----- Stored rows -----

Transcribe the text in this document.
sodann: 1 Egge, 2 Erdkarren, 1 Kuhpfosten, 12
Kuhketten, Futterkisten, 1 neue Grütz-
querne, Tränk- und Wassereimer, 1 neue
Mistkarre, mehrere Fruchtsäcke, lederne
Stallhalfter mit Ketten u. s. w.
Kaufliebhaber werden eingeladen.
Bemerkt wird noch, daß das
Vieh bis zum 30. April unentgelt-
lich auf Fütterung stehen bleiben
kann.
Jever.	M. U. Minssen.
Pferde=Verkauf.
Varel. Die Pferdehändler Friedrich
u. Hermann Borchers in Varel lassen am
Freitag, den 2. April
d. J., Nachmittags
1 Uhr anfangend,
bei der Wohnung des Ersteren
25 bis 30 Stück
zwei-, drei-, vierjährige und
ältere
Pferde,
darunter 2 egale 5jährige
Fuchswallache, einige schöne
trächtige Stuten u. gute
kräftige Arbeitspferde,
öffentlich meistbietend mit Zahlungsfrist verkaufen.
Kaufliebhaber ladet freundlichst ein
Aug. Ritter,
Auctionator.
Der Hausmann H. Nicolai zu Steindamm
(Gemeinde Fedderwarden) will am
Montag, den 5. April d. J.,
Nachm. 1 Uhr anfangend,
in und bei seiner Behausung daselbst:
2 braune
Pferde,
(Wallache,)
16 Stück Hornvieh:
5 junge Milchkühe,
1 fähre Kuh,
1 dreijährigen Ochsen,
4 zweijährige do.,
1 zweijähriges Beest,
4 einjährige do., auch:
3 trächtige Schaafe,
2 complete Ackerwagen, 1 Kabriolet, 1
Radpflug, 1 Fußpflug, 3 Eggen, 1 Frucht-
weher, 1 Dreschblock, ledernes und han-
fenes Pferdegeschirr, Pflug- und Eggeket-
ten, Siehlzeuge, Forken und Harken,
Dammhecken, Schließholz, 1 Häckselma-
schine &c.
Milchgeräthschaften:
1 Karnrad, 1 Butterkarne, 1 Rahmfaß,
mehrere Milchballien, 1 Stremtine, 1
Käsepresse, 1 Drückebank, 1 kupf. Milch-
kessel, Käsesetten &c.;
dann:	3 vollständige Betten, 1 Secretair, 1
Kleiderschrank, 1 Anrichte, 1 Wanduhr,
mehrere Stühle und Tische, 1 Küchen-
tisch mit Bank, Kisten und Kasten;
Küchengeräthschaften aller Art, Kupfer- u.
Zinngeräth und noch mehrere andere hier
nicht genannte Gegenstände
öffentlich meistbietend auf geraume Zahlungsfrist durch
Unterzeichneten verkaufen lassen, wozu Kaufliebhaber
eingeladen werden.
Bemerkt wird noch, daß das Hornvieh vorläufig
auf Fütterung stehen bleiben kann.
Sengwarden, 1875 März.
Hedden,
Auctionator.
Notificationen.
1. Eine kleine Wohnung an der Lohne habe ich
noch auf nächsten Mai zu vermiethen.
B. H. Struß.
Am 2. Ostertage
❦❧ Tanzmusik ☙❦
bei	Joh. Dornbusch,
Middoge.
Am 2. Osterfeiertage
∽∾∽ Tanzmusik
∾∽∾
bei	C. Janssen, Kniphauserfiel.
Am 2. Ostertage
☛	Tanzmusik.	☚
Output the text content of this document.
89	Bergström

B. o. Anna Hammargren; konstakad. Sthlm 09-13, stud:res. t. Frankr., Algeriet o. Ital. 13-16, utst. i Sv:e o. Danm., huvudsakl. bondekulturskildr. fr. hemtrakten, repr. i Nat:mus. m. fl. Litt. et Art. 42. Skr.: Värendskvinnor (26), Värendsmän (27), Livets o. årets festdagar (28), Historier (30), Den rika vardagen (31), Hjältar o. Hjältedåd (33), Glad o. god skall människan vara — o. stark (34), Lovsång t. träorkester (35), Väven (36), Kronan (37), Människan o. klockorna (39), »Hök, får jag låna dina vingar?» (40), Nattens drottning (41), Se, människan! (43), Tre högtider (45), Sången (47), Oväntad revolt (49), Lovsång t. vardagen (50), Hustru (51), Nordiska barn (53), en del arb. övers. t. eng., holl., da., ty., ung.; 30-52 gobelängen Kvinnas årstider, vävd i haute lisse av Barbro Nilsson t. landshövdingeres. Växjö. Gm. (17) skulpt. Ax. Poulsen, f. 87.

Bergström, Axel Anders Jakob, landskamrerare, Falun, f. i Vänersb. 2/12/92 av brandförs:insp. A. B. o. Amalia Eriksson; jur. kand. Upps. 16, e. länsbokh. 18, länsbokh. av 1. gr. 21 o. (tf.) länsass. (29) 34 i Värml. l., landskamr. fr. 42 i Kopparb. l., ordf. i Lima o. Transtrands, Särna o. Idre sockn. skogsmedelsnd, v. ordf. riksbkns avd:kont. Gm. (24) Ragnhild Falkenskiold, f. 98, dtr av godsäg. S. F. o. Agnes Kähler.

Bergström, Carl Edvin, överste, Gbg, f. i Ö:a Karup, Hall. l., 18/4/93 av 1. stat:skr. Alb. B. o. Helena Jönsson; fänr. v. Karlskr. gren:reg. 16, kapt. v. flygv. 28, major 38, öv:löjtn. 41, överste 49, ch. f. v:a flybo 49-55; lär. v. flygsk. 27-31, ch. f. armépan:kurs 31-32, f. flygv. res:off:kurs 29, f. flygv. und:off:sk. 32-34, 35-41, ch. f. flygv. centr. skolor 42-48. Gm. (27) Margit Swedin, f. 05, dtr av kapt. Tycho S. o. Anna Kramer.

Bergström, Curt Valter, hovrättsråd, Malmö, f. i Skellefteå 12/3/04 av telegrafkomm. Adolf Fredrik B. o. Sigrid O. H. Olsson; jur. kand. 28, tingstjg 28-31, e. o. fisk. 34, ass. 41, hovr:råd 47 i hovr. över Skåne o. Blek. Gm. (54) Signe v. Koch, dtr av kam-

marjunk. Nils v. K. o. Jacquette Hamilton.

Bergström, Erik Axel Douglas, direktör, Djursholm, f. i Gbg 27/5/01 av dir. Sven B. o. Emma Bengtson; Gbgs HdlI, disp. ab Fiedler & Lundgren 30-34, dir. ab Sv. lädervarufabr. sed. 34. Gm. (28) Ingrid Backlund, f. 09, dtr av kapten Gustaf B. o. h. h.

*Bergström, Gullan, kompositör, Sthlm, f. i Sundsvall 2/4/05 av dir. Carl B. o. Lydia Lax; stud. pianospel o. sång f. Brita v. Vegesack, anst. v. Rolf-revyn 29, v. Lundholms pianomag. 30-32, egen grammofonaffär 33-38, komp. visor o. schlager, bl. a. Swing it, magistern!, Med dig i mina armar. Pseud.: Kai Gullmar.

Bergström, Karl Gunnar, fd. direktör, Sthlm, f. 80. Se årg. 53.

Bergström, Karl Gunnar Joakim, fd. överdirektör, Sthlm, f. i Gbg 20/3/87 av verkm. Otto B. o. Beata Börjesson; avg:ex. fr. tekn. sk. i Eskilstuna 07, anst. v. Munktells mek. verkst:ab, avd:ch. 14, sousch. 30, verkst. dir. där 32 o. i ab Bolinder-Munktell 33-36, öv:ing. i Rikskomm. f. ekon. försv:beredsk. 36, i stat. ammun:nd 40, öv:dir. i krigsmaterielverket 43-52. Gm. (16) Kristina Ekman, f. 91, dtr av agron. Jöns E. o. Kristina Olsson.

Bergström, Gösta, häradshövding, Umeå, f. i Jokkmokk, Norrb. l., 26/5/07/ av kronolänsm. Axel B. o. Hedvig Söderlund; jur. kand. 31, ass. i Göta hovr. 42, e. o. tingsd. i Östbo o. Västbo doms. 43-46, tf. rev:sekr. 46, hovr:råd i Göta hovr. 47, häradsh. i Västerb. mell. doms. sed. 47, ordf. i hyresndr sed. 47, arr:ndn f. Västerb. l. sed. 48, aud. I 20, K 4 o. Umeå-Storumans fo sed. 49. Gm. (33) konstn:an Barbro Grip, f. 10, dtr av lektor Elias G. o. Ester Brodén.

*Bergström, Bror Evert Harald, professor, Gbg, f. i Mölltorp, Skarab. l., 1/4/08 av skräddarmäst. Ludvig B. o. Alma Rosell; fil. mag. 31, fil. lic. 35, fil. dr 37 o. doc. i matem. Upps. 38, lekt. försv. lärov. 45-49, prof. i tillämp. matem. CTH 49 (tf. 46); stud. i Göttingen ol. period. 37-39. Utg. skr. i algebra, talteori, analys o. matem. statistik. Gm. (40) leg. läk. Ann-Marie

-----

In the listing above, count each line that holds the string "Hornvieh". Give the number only.

=== Exercise response ===
2